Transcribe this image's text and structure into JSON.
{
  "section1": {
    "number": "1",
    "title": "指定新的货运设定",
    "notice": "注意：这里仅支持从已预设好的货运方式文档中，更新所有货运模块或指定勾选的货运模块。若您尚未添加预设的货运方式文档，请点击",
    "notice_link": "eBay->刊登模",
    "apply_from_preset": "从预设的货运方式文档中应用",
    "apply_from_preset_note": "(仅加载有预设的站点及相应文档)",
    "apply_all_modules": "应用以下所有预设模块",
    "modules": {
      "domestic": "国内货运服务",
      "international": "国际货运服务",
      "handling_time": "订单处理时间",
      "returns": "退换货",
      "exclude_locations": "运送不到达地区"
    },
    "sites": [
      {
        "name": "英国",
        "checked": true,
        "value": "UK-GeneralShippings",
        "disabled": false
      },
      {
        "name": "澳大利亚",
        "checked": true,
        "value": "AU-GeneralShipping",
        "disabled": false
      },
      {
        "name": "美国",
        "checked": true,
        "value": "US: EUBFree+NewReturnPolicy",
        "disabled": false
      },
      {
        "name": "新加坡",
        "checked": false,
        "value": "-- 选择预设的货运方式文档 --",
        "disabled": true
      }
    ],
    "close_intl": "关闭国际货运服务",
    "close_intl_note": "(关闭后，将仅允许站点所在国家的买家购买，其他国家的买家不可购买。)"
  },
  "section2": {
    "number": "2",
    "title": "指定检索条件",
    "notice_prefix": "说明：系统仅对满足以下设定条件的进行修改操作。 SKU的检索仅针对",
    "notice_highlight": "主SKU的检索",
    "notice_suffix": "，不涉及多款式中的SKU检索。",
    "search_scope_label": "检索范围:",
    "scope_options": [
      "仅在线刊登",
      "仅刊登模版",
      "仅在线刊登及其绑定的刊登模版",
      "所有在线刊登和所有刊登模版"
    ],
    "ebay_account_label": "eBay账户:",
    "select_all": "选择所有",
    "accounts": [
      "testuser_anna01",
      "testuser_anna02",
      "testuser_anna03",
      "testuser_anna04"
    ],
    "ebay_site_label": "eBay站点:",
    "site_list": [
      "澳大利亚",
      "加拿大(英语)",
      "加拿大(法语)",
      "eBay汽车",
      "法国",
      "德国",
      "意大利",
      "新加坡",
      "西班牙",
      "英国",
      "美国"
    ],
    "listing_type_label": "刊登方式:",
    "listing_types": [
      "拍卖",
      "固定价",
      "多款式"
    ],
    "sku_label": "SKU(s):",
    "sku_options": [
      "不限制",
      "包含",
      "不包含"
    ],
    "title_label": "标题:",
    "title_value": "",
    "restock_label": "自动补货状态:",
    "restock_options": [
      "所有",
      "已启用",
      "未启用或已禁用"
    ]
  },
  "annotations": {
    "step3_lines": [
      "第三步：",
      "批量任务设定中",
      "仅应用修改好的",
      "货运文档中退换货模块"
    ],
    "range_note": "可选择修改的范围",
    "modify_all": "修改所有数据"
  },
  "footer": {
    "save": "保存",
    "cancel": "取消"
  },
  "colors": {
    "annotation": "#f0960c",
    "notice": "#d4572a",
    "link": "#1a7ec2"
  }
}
---
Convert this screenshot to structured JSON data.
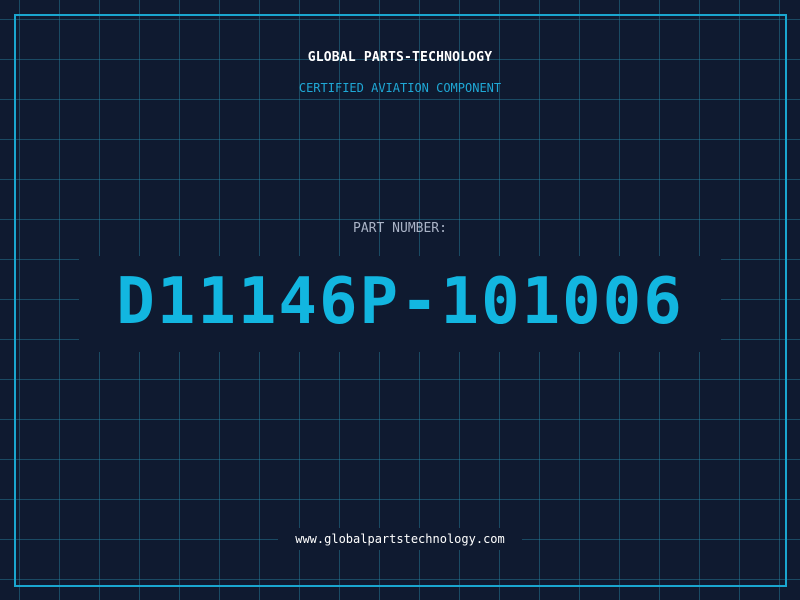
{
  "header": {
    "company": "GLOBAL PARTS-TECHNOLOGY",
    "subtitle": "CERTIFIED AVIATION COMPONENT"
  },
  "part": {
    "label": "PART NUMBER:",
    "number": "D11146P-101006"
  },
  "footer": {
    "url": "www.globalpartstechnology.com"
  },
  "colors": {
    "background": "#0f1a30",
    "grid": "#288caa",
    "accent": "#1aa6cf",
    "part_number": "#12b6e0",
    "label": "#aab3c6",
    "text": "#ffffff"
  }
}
--
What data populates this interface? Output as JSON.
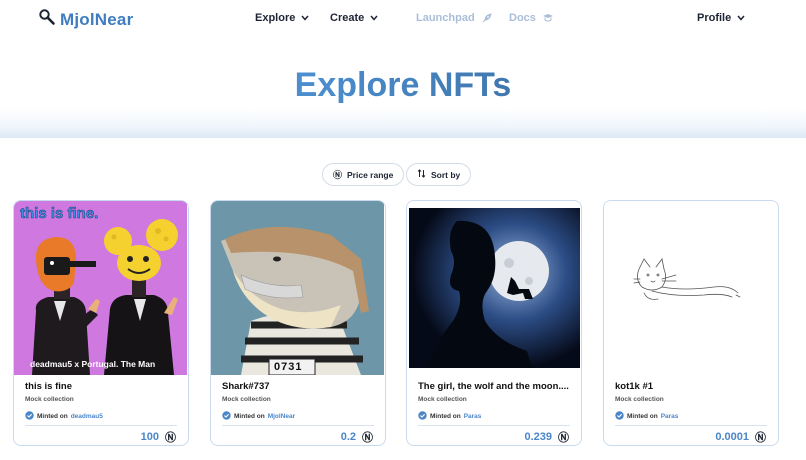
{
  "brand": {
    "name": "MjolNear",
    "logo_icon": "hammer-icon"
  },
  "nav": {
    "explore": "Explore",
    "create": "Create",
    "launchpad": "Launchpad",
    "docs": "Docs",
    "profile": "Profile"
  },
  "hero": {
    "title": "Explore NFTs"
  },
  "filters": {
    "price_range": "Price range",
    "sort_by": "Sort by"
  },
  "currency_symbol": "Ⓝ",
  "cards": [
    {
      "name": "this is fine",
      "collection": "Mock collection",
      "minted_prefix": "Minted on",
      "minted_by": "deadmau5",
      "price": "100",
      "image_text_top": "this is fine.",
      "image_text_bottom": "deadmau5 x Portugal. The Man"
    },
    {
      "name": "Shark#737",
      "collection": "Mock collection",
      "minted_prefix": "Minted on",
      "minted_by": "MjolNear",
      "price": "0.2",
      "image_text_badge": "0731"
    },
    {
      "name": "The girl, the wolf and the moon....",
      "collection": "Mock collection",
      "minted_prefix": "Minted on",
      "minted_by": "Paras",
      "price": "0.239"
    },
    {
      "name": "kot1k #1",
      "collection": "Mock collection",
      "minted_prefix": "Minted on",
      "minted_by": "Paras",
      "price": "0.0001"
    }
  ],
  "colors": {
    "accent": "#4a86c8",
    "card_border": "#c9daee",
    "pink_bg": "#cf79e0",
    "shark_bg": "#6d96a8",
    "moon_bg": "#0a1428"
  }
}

> Instruction: Find each line holding the string "data" and copy it out.

> Answer:
Convert this screenshot to structured JSON data.
What data populates this interface? Output as JSON.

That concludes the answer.